----- DATASET -----

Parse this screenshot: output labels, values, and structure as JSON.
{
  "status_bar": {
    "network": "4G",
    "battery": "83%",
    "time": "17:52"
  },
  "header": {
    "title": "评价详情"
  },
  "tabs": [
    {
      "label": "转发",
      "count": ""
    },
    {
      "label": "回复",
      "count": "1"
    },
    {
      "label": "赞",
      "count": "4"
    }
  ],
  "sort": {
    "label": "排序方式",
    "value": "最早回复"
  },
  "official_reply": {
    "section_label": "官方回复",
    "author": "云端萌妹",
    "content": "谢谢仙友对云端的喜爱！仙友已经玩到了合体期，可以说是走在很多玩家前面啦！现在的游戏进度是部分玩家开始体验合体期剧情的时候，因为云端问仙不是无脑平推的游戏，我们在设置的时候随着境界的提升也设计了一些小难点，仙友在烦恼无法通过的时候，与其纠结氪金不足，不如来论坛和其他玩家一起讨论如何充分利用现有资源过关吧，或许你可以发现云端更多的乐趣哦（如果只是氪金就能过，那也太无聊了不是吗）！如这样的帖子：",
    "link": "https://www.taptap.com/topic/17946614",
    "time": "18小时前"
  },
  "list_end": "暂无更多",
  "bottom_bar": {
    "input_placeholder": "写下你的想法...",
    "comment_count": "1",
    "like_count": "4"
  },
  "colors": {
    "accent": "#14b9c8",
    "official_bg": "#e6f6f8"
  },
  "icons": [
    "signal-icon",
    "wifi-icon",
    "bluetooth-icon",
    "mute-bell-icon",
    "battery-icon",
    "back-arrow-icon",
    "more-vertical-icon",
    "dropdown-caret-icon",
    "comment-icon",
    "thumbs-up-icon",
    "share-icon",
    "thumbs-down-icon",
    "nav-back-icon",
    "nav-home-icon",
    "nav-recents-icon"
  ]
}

-----

**WHAT TO DO**
Reproduce every entry shown above, precisely as it stands.

**EXERCISE OUTPUT**
Parse this screenshot: output labels, values, and structure as JSON.
{
  "status_bar": {
    "network": "4G",
    "battery": "83%",
    "time": "17:52"
  },
  "header": {
    "title": "评价详情"
  },
  "tabs": [
    {
      "label": "转发",
      "count": ""
    },
    {
      "label": "回复",
      "count": "1"
    },
    {
      "label": "赞",
      "count": "4"
    }
  ],
  "sort": {
    "label": "排序方式",
    "value": "最早回复"
  },
  "official_reply": {
    "section_label": "官方回复",
    "author": "云端萌妹",
    "content": "谢谢仙友对云端的喜爱！仙友已经玩到了合体期，可以说是走在很多玩家前面啦！现在的游戏进度是部分玩家开始体验合体期剧情的时候，因为云端问仙不是无脑平推的游戏，我们在设置的时候随着境界的提升也设计了一些小难点，仙友在烦恼无法通过的时候，与其纠结氪金不足，不如来论坛和其他玩家一起讨论如何充分利用现有资源过关吧，或许你可以发现云端更多的乐趣哦（如果只是氪金就能过，那也太无聊了不是吗）！如这样的帖子：",
    "link": "https://www.taptap.com/topic/17946614",
    "time": "18小时前"
  },
  "list_end": "暂无更多",
  "bottom_bar": {
    "input_placeholder": "写下你的想法...",
    "comment_count": "1",
    "like_count": "4"
  },
  "colors": {
    "accent": "#14b9c8",
    "official_bg": "#e6f6f8"
  },
  "icons": [
    "signal-icon",
    "wifi-icon",
    "bluetooth-icon",
    "mute-bell-icon",
    "battery-icon",
    "back-arrow-icon",
    "more-vertical-icon",
    "dropdown-caret-icon",
    "comment-icon",
    "thumbs-up-icon",
    "share-icon",
    "thumbs-down-icon",
    "nav-back-icon",
    "nav-home-icon",
    "nav-recents-icon"
  ]
}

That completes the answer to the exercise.